Source records:
-----

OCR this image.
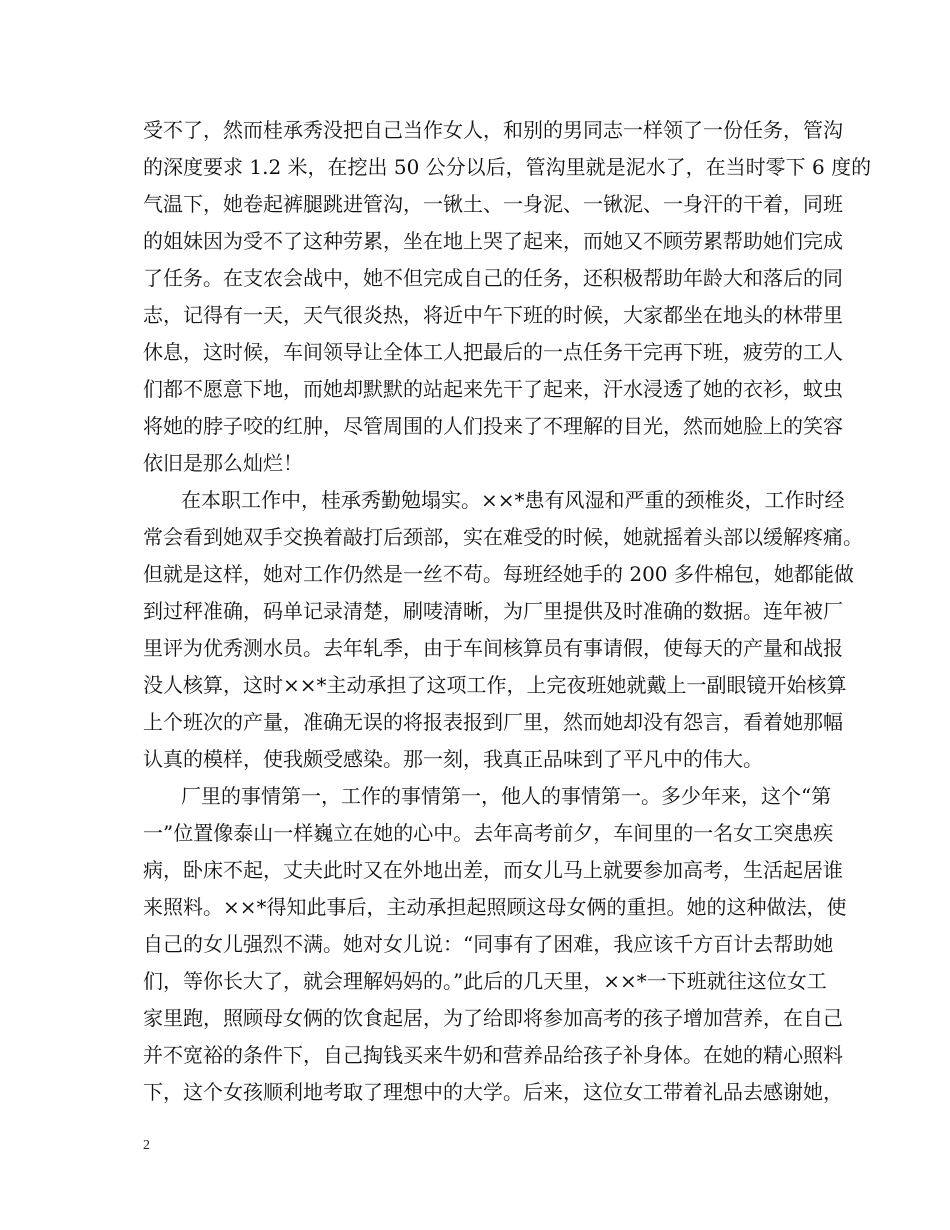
受不了，然而桂承秀没把自己当作女人，和别的男同志一样领了一份任务，管沟
的深度要求 1.2 米，在挖出 50 公分以后，管沟里就是泥水了，在当时零下 6 度的
气温下，她卷起裤腿跳进管沟，一锹土、一身泥、一锹泥、一身汗的干着，同班
的姐妹因为受不了这种劳累，坐在地上哭了起来，而她又不顾劳累帮助她们完成
了任务。在支农会战中，她不但完成自己的任务，还积极帮助年龄大和落后的同
志，记得有一天，天气很炎热，将近中午下班的时候，大家都坐在地头的林带里
休息，这时候，车间领导让全体工人把最后的一点任务干完再下班，疲劳的工人
们都不愿意下地，而她却默默的站起来先干了起来，汗水浸透了她的衣衫，蚊虫
将她的脖子咬的红肿，尽管周围的人们投来了不理解的目光，然而她脸上的笑容
依旧是那么灿烂！
在本职工作中，桂承秀勤勉塌实。××*患有风湿和严重的颈椎炎，工作时经
常会看到她双手交换着敲打后颈部，实在难受的时候，她就摇着头部以缓解疼痛。
但就是这样，她对工作仍然是一丝不苟。每班经她手的 200 多件棉包，她都能做
到过秤准确，码单记录清楚，刷唛清晰，为厂里提供及时准确的数据。连年被厂
里评为优秀测水员。去年轧季，由于车间核算员有事请假，使每天的产量和战报
没人核算，这时××*主动承担了这项工作，上完夜班她就戴上一副眼镜开始核算
上个班次的产量，准确无误的将报表报到厂里，然而她却没有怨言，看着她那幅
认真的模样，使我颇受感染。那一刻，我真正品味到了平凡中的伟大。
厂里的事情第一，工作的事情第一，他人的事情第一。多少年来，这个“第
一”位置像泰山一样巍立在她的心中。去年高考前夕，车间里的一名女工突患疾
病，卧床不起，丈夫此时又在外地出差，而女儿马上就要参加高考，生活起居谁
来照料。××*得知此事后，主动承担起照顾这母女俩的重担。她的这种做法，使
自己的女儿强烈不满。她对女儿说：“同事有了困难，我应该千方百计去帮助她
们，等你长大了，就会理解妈妈的。”此后的几天里，××*一下班就往这位女工
家里跑，照顾母女俩的饮食起居，为了给即将参加高考的孩子增加营养，在自己
并不宽裕的条件下，自己掏钱买来牛奶和营养品给孩子补身体。在她的精心照料
下，这个女孩顺利地考取了理想中的大学。后来，这位女工带着礼品去感谢她，
2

-----

Job: Output the records above exactly as they are, leaving out the pictures.

Response for this exercise:
OCR this image.
受不了，然而桂承秀没把自己当作女人，和别的男同志一样领了一份任务，管沟
的深度要求 1.2 米，在挖出 50 公分以后，管沟里就是泥水了，在当时零下 6 度的
气温下，她卷起裤腿跳进管沟，一锹土、一身泥、一锹泥、一身汗的干着，同班
的姐妹因为受不了这种劳累，坐在地上哭了起来，而她又不顾劳累帮助她们完成
了任务。在支农会战中，她不但完成自己的任务，还积极帮助年龄大和落后的同
志，记得有一天，天气很炎热，将近中午下班的时候，大家都坐在地头的林带里
休息，这时候，车间领导让全体工人把最后的一点任务干完再下班，疲劳的工人
们都不愿意下地，而她却默默的站起来先干了起来，汗水浸透了她的衣衫，蚊虫
将她的脖子咬的红肿，尽管周围的人们投来了不理解的目光，然而她脸上的笑容
依旧是那么灿烂！
在本职工作中，桂承秀勤勉塌实。××*患有风湿和严重的颈椎炎，工作时经
常会看到她双手交换着敲打后颈部，实在难受的时候，她就摇着头部以缓解疼痛。
但就是这样，她对工作仍然是一丝不苟。每班经她手的 200 多件棉包，她都能做
到过秤准确，码单记录清楚，刷唛清晰，为厂里提供及时准确的数据。连年被厂
里评为优秀测水员。去年轧季，由于车间核算员有事请假，使每天的产量和战报
没人核算，这时××*主动承担了这项工作，上完夜班她就戴上一副眼镜开始核算
上个班次的产量，准确无误的将报表报到厂里，然而她却没有怨言，看着她那幅
认真的模样，使我颇受感染。那一刻，我真正品味到了平凡中的伟大。
厂里的事情第一，工作的事情第一，他人的事情第一。多少年来，这个“第
一”位置像泰山一样巍立在她的心中。去年高考前夕，车间里的一名女工突患疾
病，卧床不起，丈夫此时又在外地出差，而女儿马上就要参加高考，生活起居谁
来照料。××*得知此事后，主动承担起照顾这母女俩的重担。她的这种做法，使
自己的女儿强烈不满。她对女儿说：“同事有了困难，我应该千方百计去帮助她
们，等你长大了，就会理解妈妈的。”此后的几天里，××*一下班就往这位女工
家里跑，照顾母女俩的饮食起居，为了给即将参加高考的孩子增加营养，在自己
并不宽裕的条件下，自己掏钱买来牛奶和营养品给孩子补身体。在她的精心照料
下，这个女孩顺利地考取了理想中的大学。后来，这位女工带着礼品去感谢她，
2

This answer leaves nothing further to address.